### Element location listings:
* * * * * * * * *
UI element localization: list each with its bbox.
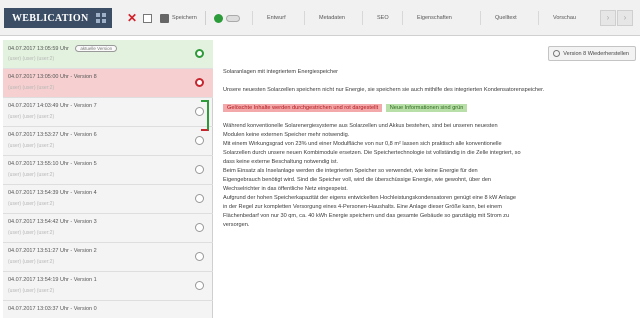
body-line: Mit einem Wirkungsgrad von 23% und einer… [223,141,502,147]
save-label: Speichern [172,15,197,21]
version-date: 04.07.2017 13:51:27 Uhr - Version 2 [8,248,97,254]
tab-eigenschaften[interactable]: Eigenschaften [402,11,480,25]
version-item-1[interactable]: 04.07.2017 13:54:19 Uhr - Version 1 (use… [3,272,213,301]
version-radio[interactable] [195,223,204,232]
version-meta: (user) (user) (user:2) [8,56,55,62]
version-meta: (user) (user) (user:2) [8,114,55,120]
version-radio[interactable] [195,49,204,58]
version-date: 04.07.2017 14:03:49 Uhr - Version 7 [8,103,97,109]
version-item-3[interactable]: 04.07.2017 13:54:42 Uhr - Version 3 (use… [3,214,213,243]
version-meta: (user) (user) (user:2) [8,85,55,91]
version-item-5[interactable]: 04.07.2017 13:55:10 Uhr - Version 5 (use… [3,156,213,185]
diff-legend: Gelöschte Inhalte werden durchgestrichen… [223,104,628,113]
tab-label: Metadaten [319,15,345,21]
version-meta: (user) (user) (user:2) [8,288,55,294]
version-item-2[interactable]: 04.07.2017 13:51:27 Uhr - Version 2 (use… [3,243,213,272]
document-button[interactable] [143,12,155,24]
version-date: 04.07.2017 13:05:59 Uhr [8,46,69,52]
save-icon [160,13,169,23]
tab-quelltext[interactable]: Quelltext [480,11,538,25]
toolbar-divider [205,11,206,25]
version-radio[interactable] [195,136,204,145]
version-date: 04.07.2017 13:53:27 Uhr - Version 6 [8,132,97,138]
tab-label: Eigenschaften [417,15,452,21]
version-meta: (user) (user) (user:2) [8,143,55,149]
tab-label: Vorschau [553,15,576,21]
version-item-4[interactable]: 04.07.2017 13:54:39 Uhr - Version 4 (use… [3,185,213,214]
body-line: Modulen keine externen Speicher mehr not… [223,132,350,138]
body-line: Solarzellen durch unsere neuen Kombimodu… [223,150,521,156]
close-icon: ✕ [127,10,138,25]
logo-text: WEBLICATION [12,13,89,24]
version-radio[interactable] [195,252,204,261]
version-meta: (user) (user) (user:2) [8,201,55,207]
restore-icon [553,50,561,57]
body-line: versorgen. [223,222,250,228]
content-title: Solaranlagen mit integriertem Energiespe… [223,69,339,75]
close-button[interactable]: ✕ [127,12,140,24]
legend-added: Neue Informationen sind grün [385,104,468,112]
body-line: Während konventionelle Solarenergiesyste… [223,123,498,129]
tab-entwurf[interactable]: Entwurf [252,11,304,25]
current-version-badge: aktuelle Version [75,45,118,52]
expand-button[interactable]: › [617,10,633,26]
version-date: 04.07.2017 13:05:00 Uhr - Version 8 [8,74,97,80]
version-meta: (user) (user) (user:2) [8,230,55,236]
save-button[interactable]: Speichern [160,12,197,24]
restore-label: Version 8 Wiederherstellen [563,50,629,57]
version-list: 04.07.2017 13:05:59 Uhr aktuelle Version… [3,40,213,318]
document-icon [143,13,152,23]
toolbar: WEBLICATION ✕ Speichern Entwurf Metadate… [0,0,640,36]
expand-icon: › [623,13,627,22]
status-green-icon [214,13,223,23]
compare-view: Version 8 Wiederherstellen Solaranlagen … [214,40,640,318]
version-date: 04.07.2017 13:54:42 Uhr - Version 3 [8,219,97,225]
more-button[interactable]: › [600,10,616,26]
publish-toggle[interactable] [214,12,243,24]
apps-grid-icon[interactable] [96,13,106,23]
version-date: 04.07.2017 13:55:10 Uhr - Version 5 [8,161,97,167]
version-radio[interactable] [195,194,204,203]
diff-content: Solaranlagen mit integriertem Energiespe… [223,68,628,230]
body-line: dass keine externe Beschaltung notwendig… [223,159,339,165]
body-line: Aufgrund der hohen Speicherkapazität der… [223,195,516,201]
body-line: Beim Einsatz als Inselanlage werden die … [223,168,478,174]
tab-seo[interactable]: SEO [362,11,402,25]
version-item-0[interactable]: 04.07.2017 13:03:37 Uhr - Version 0 [3,301,213,318]
version-date: 04.07.2017 13:54:19 Uhr - Version 1 [8,277,97,283]
version-item-7[interactable]: 04.07.2017 14:03:49 Uhr - Version 7 (use… [3,98,213,127]
version-radio[interactable] [195,281,204,290]
toggle-icon [226,14,240,22]
version-radio[interactable] [195,78,204,87]
version-radio[interactable] [195,165,204,174]
compare-connector [201,100,209,131]
legend-removed: Gelöschte Inhalte werden durchgestrichen… [223,104,383,112]
tab-label: Entwurf [267,15,286,21]
tab-metadaten[interactable]: Metadaten [304,11,362,25]
more-icon: › [606,13,610,22]
version-meta: (user) (user) (user:2) [8,172,55,178]
tab-vorschau[interactable]: Vorschau [538,11,596,25]
version-date: 04.07.2017 13:03:37 Uhr - Version 0 [8,306,97,312]
body-line: Wechselrichter in das öffentliche Netz e… [223,186,348,192]
version-item-8[interactable]: 04.07.2017 13:05:00 Uhr - Version 8 (use… [3,69,213,98]
version-date: 04.07.2017 13:54:39 Uhr - Version 4 [8,190,97,196]
version-item-current[interactable]: 04.07.2017 13:05:59 Uhr aktuelle Version… [3,40,213,69]
restore-version-button[interactable]: Version 8 Wiederherstellen [548,46,636,61]
tab-label: Quelltext [495,15,517,21]
body-line: in der Regel zur kompletten Versorgung e… [223,204,502,210]
body-line: Flächenbedarf von nur 30 qm, ca. 40 kWh … [223,213,510,219]
body-line: Eigengebrauch benötigt wird. Sind die Sp… [223,177,492,183]
version-item-6[interactable]: 04.07.2017 13:53:27 Uhr - Version 6 (use… [3,127,213,156]
app-logo[interactable]: WEBLICATION [4,8,112,28]
content-intro: Unsere neuesten Solarzellen speichern ni… [223,87,545,93]
tab-label: SEO [377,15,389,21]
version-meta: (user) (user) (user:2) [8,259,55,265]
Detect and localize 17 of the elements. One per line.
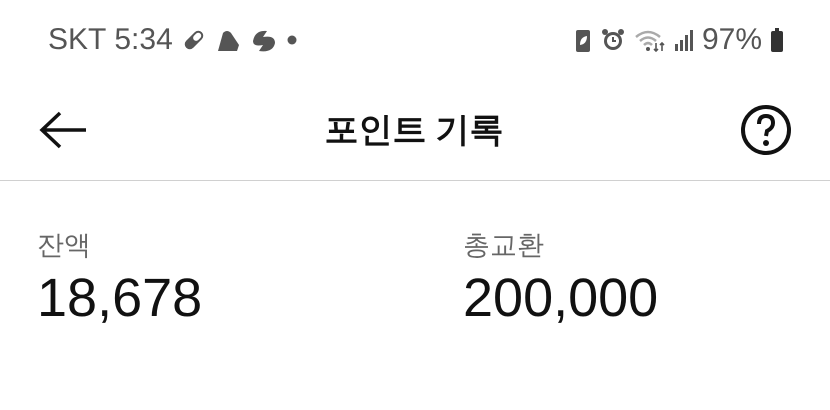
alarm-icon [600,27,626,53]
battery-icon [770,27,784,53]
help-button[interactable] [740,104,792,156]
battery-leaf-icon [574,27,592,53]
summary-value: 200,000 [463,267,660,330]
dot-icon [286,35,297,45]
back-button[interactable] [38,110,88,150]
page-title: 포인트 기록 [324,110,504,151]
battery-percent: 97% [702,23,762,57]
summary-value: 18,678 [37,267,204,330]
back-arrow-icon [38,110,88,150]
signal-icon [674,27,694,53]
carrier-label: SKT [48,23,106,57]
summary-label: 총교환 [463,229,545,262]
clock-time: 5:34 [114,23,173,57]
help-icon [740,104,792,156]
summary-label: 잔액 [37,229,92,262]
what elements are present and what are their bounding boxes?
* * * * * * * * *
### WORK INSTRUCTIONS:
Copy every line above word for word, omitting the pictures.

### COMPLETED EXERCISE:
UI element localization: list each with its bbox.
body-line: Mit einem Wirkungsgrad von 23% und einer… [223,141,502,147]
save-label: Speichern [172,15,197,21]
version-date: 04.07.2017 13:51:27 Uhr - Version 2 [8,248,97,254]
tab-eigenschaften[interactable]: Eigenschaften [402,11,480,25]
version-item-1[interactable]: 04.07.2017 13:54:19 Uhr - Version 1 (use… [3,272,213,301]
version-radio[interactable] [195,223,204,232]
version-meta: (user) (user) (user:2) [8,56,55,62]
version-meta: (user) (user) (user:2) [8,114,55,120]
version-radio[interactable] [195,49,204,58]
version-date: 04.07.2017 14:03:49 Uhr - Version 7 [8,103,97,109]
version-item-3[interactable]: 04.07.2017 13:54:42 Uhr - Version 3 (use… [3,214,213,243]
version-meta: (user) (user) (user:2) [8,85,55,91]
version-item-5[interactable]: 04.07.2017 13:55:10 Uhr - Version 5 (use… [3,156,213,185]
diff-legend: Gelöschte Inhalte werden durchgestrichen… [223,104,628,113]
tab-label: Metadaten [319,15,345,21]
version-meta: (user) (user) (user:2) [8,288,55,294]
version-item-2[interactable]: 04.07.2017 13:51:27 Uhr - Version 2 (use… [3,243,213,272]
document-button[interactable] [143,12,155,24]
version-date: 04.07.2017 13:05:59 Uhr [8,46,69,52]
save-icon [160,13,169,23]
tab-quelltext[interactable]: Quelltext [480,11,538,25]
toolbar-divider [205,11,206,25]
version-radio[interactable] [195,136,204,145]
version-date: 04.07.2017 13:53:27 Uhr - Version 6 [8,132,97,138]
tab-label: Eigenschaften [417,15,452,21]
version-meta: (user) (user) (user:2) [8,143,55,149]
tab-label: Vorschau [553,15,576,21]
version-item-4[interactable]: 04.07.2017 13:54:39 Uhr - Version 4 (use… [3,185,213,214]
body-line: Modulen keine externen Speicher mehr not… [223,132,350,138]
body-line: Solarzellen durch unsere neuen Kombimodu… [223,150,521,156]
close-icon: ✕ [127,10,138,25]
logo-text: WEBLICATION [12,13,89,24]
version-radio[interactable] [195,252,204,261]
version-meta: (user) (user) (user:2) [8,201,55,207]
restore-icon [553,50,561,57]
body-line: versorgen. [223,222,250,228]
content-title: Solaranlagen mit integriertem Energiespe… [223,69,339,75]
close-button[interactable]: ✕ [127,12,140,24]
legend-added: Neue Informationen sind grün [385,104,468,112]
body-line: Während konventionelle Solarenergiesyste… [223,123,498,129]
tab-entwurf[interactable]: Entwurf [252,11,304,25]
current-version-badge: aktuelle Version [75,45,118,52]
expand-button[interactable]: › [617,10,633,26]
version-date: 04.07.2017 13:05:00 Uhr - Version 8 [8,74,97,80]
version-meta: (user) (user) (user:2) [8,230,55,236]
save-button[interactable]: Speichern [160,12,197,24]
restore-label: Version 8 Wiederherstellen [563,50,629,57]
version-list: 04.07.2017 13:05:59 Uhr aktuelle Version… [3,40,213,318]
document-icon [143,13,152,23]
toolbar: WEBLICATION ✕ Speichern Entwurf Metadate… [0,0,640,36]
expand-icon: › [623,13,627,22]
status-green-icon [214,13,223,23]
compare-view: Version 8 Wiederherstellen Solaranlagen … [214,40,640,318]
version-date: 04.07.2017 13:54:42 Uhr - Version 3 [8,219,97,225]
more-button[interactable]: › [600,10,616,26]
publish-toggle[interactable] [214,12,243,24]
apps-grid-icon[interactable] [96,13,106,23]
version-date: 04.07.2017 13:55:10 Uhr - Version 5 [8,161,97,167]
version-radio[interactable] [195,194,204,203]
diff-content: Solaranlagen mit integriertem Energiespe… [223,68,628,230]
body-line: dass keine externe Beschaltung notwendig… [223,159,339,165]
body-line: Aufgrund der hohen Speicherkapazität der… [223,195,516,201]
body-line: Beim Einsatz als Inselanlage werden die … [223,168,478,174]
tab-seo[interactable]: SEO [362,11,402,25]
version-item-0[interactable]: 04.07.2017 13:03:37 Uhr - Version 0 [3,301,213,318]
version-date: 04.07.2017 13:54:19 Uhr - Version 1 [8,277,97,283]
version-item-7[interactable]: 04.07.2017 14:03:49 Uhr - Version 7 (use… [3,98,213,127]
version-radio[interactable] [195,281,204,290]
toggle-icon [226,14,240,22]
version-radio[interactable] [195,78,204,87]
version-radio[interactable] [195,165,204,174]
compare-connector [201,100,209,131]
legend-removed: Gelöschte Inhalte werden durchgestrichen… [223,104,383,112]
tab-label: Entwurf [267,15,286,21]
tab-metadaten[interactable]: Metadaten [304,11,362,25]
more-icon: › [606,13,610,22]
version-meta: (user) (user) (user:2) [8,172,55,178]
tab-vorschau[interactable]: Vorschau [538,11,596,25]
version-date: 04.07.2017 13:03:37 Uhr - Version 0 [8,306,97,312]
body-line: Wechselrichter in das öffentliche Netz e… [223,186,348,192]
version-item-8[interactable]: 04.07.2017 13:05:00 Uhr - Version 8 (use… [3,69,213,98]
version-date: 04.07.2017 13:54:39 Uhr - Version 4 [8,190,97,196]
version-item-current[interactable]: 04.07.2017 13:05:59 Uhr aktuelle Version… [3,40,213,69]
restore-version-button[interactable]: Version 8 Wiederherstellen [548,46,636,61]
tab-label: Quelltext [495,15,517,21]
body-line: in der Regel zur kompletten Versorgung e… [223,204,502,210]
body-line: Flächenbedarf von nur 30 qm, ca. 40 kWh … [223,213,510,219]
body-line: Eigengebrauch benötigt wird. Sind die Sp… [223,177,492,183]
version-item-6[interactable]: 04.07.2017 13:53:27 Uhr - Version 6 (use… [3,127,213,156]
app-logo[interactable]: WEBLICATION [4,8,112,28]
content-intro: Unsere neuesten Solarzellen speichern ni… [223,87,545,93]
tab-label: SEO [377,15,389,21]
version-meta: (user) (user) (user:2) [8,259,55,265]
Detect and localize 17 of the elements. One per line.
alarm-icon [600,27,626,53]
battery-icon [770,27,784,53]
help-button[interactable] [740,104,792,156]
battery-leaf-icon [574,27,592,53]
summary-value: 200,000 [463,267,660,330]
dot-icon [286,35,297,45]
back-button[interactable] [38,110,88,150]
page-title: 포인트 기록 [324,110,504,151]
battery-percent: 97% [702,23,762,57]
summary-value: 18,678 [37,267,204,330]
back-arrow-icon [38,110,88,150]
signal-icon [674,27,694,53]
carrier-label: SKT [48,23,106,57]
summary-label: 총교환 [463,229,545,262]
clock-time: 5:34 [114,23,173,57]
help-icon [740,104,792,156]
summary-label: 잔액 [37,229,92,262]
what elements are present and what are their bounding boxes?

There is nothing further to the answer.